* **WRITTEN EXERCISE**
Look for the word "settings" in each line and report the count of matching lines, with nothing added.

_ _ _ _ _

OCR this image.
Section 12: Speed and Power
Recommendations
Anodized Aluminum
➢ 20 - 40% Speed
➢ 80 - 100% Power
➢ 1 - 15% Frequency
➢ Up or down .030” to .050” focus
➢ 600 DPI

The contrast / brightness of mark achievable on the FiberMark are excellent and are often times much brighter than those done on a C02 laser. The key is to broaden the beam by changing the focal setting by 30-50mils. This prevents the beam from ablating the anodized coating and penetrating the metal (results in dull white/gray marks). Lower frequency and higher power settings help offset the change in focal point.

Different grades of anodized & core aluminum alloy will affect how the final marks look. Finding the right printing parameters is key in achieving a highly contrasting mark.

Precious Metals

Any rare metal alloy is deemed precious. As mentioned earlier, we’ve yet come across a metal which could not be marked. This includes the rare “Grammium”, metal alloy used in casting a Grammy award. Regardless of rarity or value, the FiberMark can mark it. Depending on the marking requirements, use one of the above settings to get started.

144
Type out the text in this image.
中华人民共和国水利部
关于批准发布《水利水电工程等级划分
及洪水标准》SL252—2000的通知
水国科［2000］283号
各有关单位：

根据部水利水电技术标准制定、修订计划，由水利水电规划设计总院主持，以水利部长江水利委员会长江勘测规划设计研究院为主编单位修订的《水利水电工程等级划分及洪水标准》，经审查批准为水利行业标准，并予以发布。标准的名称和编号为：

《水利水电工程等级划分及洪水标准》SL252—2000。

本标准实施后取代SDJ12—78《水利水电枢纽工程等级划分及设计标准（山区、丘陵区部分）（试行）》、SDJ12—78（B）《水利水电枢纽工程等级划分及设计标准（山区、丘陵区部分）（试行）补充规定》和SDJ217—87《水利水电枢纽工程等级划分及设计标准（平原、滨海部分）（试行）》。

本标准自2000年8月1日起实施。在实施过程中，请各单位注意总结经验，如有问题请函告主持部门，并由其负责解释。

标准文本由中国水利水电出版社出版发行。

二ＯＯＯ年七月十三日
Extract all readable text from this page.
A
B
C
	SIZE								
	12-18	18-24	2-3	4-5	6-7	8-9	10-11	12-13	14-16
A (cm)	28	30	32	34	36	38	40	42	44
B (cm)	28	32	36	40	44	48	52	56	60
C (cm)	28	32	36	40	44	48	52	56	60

_ _ _ _ _

* **OUTPUT OF THE EXERCISE**
2